Work required =
Quote the listing below in its entirety, omitting every image.

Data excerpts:
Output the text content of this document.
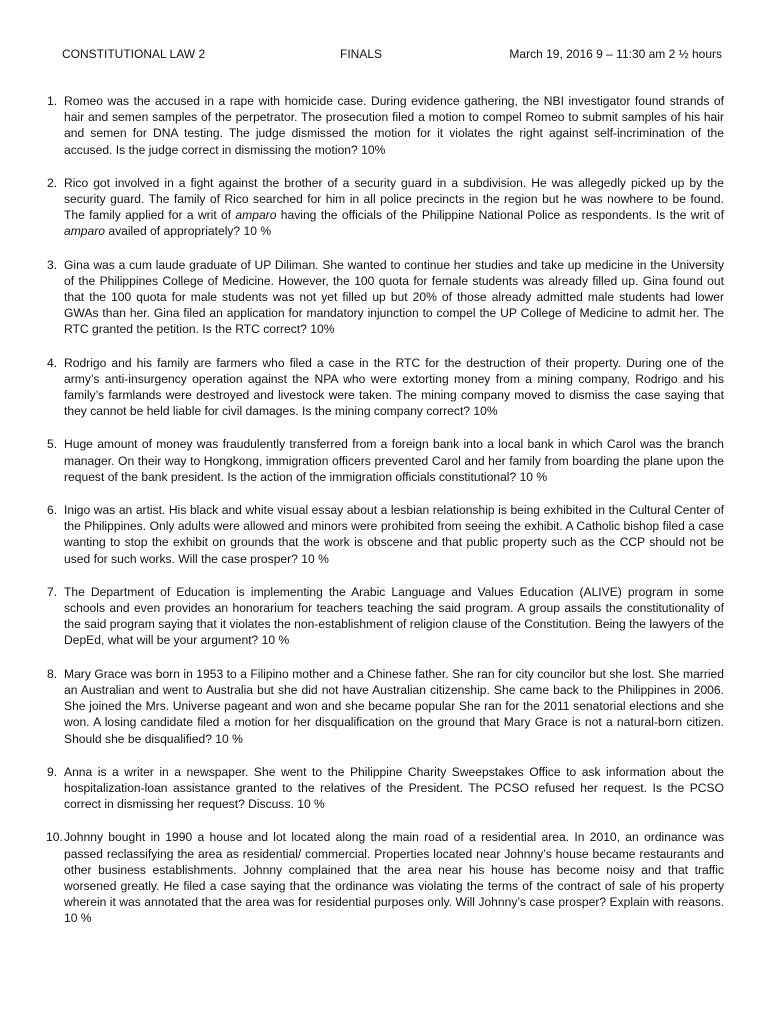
CONSTITUTIONAL LAW 2	FINALS	March 19, 2016 9 – 11:30 am 2 ½ hours
1. Romeo was the accused in a rape with homicide case. During evidence gathering, the NBI investigator found strands of hair and semen samples of the perpetrator. The prosecution filed a motion to compel Romeo to submit samples of his hair and semen for DNA testing. The judge dismissed the motion for it violates the right against self-incrimination of the accused. Is the judge correct in dismissing the motion? 10%
2. Rico got involved in a fight against the brother of a security guard in a subdivision. He was allegedly picked up by the security guard. The family of Rico searched for him in all police precincts in the region but he was nowhere to be found. The family applied for a writ of amparo having the officials of the Philippine National Police as respondents. Is the writ of amparo availed of appropriately? 10 %
3. Gina was a cum laude graduate of UP Diliman. She wanted to continue her studies and take up medicine in the University of the Philippines College of Medicine. However, the 100 quota for female students was already filled up. Gina found out that the 100 quota for male students was not yet filled up but 20% of those already admitted male students had lower GWAs than her. Gina filed an application for mandatory injunction to compel the UP College of Medicine to admit her. The RTC granted the petition. Is the RTC correct? 10%
4. Rodrigo and his family are farmers who filed a case in the RTC for the destruction of their property. During one of the army’s anti-insurgency operation against the NPA who were extorting money from a mining company, Rodrigo and his family’s farmlands were destroyed and livestock were taken. The mining company moved to dismiss the case saying that they cannot be held liable for civil damages. Is the mining company correct? 10%
5. Huge amount of money was fraudulently transferred from a foreign bank into a local bank in which Carol was the branch manager. On their way to Hongkong, immigration officers prevented Carol and her family from boarding the plane upon the request of the bank president. Is the action of the immigration officials constitutional? 10 %
6. Inigo was an artist. His black and white visual essay about a lesbian relationship is being exhibited in the Cultural Center of the Philippines. Only adults were allowed and minors were prohibited from seeing the exhibit. A Catholic bishop filed a case wanting to stop the exhibit on grounds that the work is obscene and that public property such as the CCP should not be used for such works. Will the case prosper? 10 %
7. The Department of Education is implementing the Arabic Language and Values Education (ALIVE) program in some schools and even provides an honorarium for teachers teaching the said program. A group assails the constitutionality of the said program saying that it violates the non-establishment of religion clause of the Constitution. Being the lawyers of the DepEd, what will be your argument? 10 %
8. Mary Grace was born in 1953 to a Filipino mother and a Chinese father. She ran for city councilor but she lost. She married an Australian and went to Australia but she did not have Australian citizenship. She came back to the Philippines in 2006. She joined the Mrs. Universe pageant and won and she became popular She ran for the 2011 senatorial elections and she won. A losing candidate filed a motion for her disqualification on the ground that Mary Grace is not a natural-born citizen. Should she be disqualified? 10 %
9. Anna is a writer in a newspaper. She went to the Philippine Charity Sweepstakes Office to ask information about the hospitalization-loan assistance granted to the relatives of the President. The PCSO refused her request. Is the PCSO correct in dismissing her request? Discuss. 10 %
10. Johnny bought in 1990 a house and lot located along the main road of a residential area. In 2010, an ordinance was passed reclassifying the area as residential/ commercial. Properties located near Johnny’s house became restaurants and other business establishments. Johnny complained that the area near his house has become noisy and that traffic worsened greatly. He filed a case saying that the ordinance was violating the terms of the contract of sale of his property wherein it was annotated that the area was for residential purposes only. Will Johnny’s case prosper? Explain with reasons. 10 %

Task response =
Output the text content of this document.
CONSTITUTIONAL LAW 2	FINALS	March 19, 2016 9 – 11:30 am 2 ½ hours
1. Romeo was the accused in a rape with homicide case. During evidence gathering, the NBI investigator found strands of hair and semen samples of the perpetrator. The prosecution filed a motion to compel Romeo to submit samples of his hair and semen for DNA testing. The judge dismissed the motion for it violates the right against self-incrimination of the accused. Is the judge correct in dismissing the motion? 10%
2. Rico got involved in a fight against the brother of a security guard in a subdivision. He was allegedly picked up by the security guard. The family of Rico searched for him in all police precincts in the region but he was nowhere to be found. The family applied for a writ of amparo having the officials of the Philippine National Police as respondents. Is the writ of amparo availed of appropriately? 10 %
3. Gina was a cum laude graduate of UP Diliman. She wanted to continue her studies and take up medicine in the University of the Philippines College of Medicine. However, the 100 quota for female students was already filled up. Gina found out that the 100 quota for male students was not yet filled up but 20% of those already admitted male students had lower GWAs than her. Gina filed an application for mandatory injunction to compel the UP College of Medicine to admit her. The RTC granted the petition. Is the RTC correct? 10%
4. Rodrigo and his family are farmers who filed a case in the RTC for the destruction of their property. During one of the army’s anti-insurgency operation against the NPA who were extorting money from a mining company, Rodrigo and his family’s farmlands were destroyed and livestock were taken. The mining company moved to dismiss the case saying that they cannot be held liable for civil damages. Is the mining company correct? 10%
5. Huge amount of money was fraudulently transferred from a foreign bank into a local bank in which Carol was the branch manager. On their way to Hongkong, immigration officers prevented Carol and her family from boarding the plane upon the request of the bank president. Is the action of the immigration officials constitutional? 10 %
6. Inigo was an artist. His black and white visual essay about a lesbian relationship is being exhibited in the Cultural Center of the Philippines. Only adults were allowed and minors were prohibited from seeing the exhibit. A Catholic bishop filed a case wanting to stop the exhibit on grounds that the work is obscene and that public property such as the CCP should not be used for such works. Will the case prosper? 10 %
7. The Department of Education is implementing the Arabic Language and Values Education (ALIVE) program in some schools and even provides an honorarium for teachers teaching the said program. A group assails the constitutionality of the said program saying that it violates the non-establishment of religion clause of the Constitution. Being the lawyers of the DepEd, what will be your argument? 10 %
8. Mary Grace was born in 1953 to a Filipino mother and a Chinese father. She ran for city councilor but she lost. She married an Australian and went to Australia but she did not have Australian citizenship. She came back to the Philippines in 2006. She joined the Mrs. Universe pageant and won and she became popular She ran for the 2011 senatorial elections and she won. A losing candidate filed a motion for her disqualification on the ground that Mary Grace is not a natural-born citizen. Should she be disqualified? 10 %
9. Anna is a writer in a newspaper. She went to the Philippine Charity Sweepstakes Office to ask information about the hospitalization-loan assistance granted to the relatives of the President. The PCSO refused her request. Is the PCSO correct in dismissing her request? Discuss. 10 %
10. Johnny bought in 1990 a house and lot located along the main road of a residential area. In 2010, an ordinance was passed reclassifying the area as residential/ commercial. Properties located near Johnny’s house became restaurants and other business establishments. Johnny complained that the area near his house has become noisy and that traffic worsened greatly. He filed a case saying that the ordinance was violating the terms of the contract of sale of his property wherein it was annotated that the area was for residential purposes only. Will Johnny’s case prosper? Explain with reasons. 10 %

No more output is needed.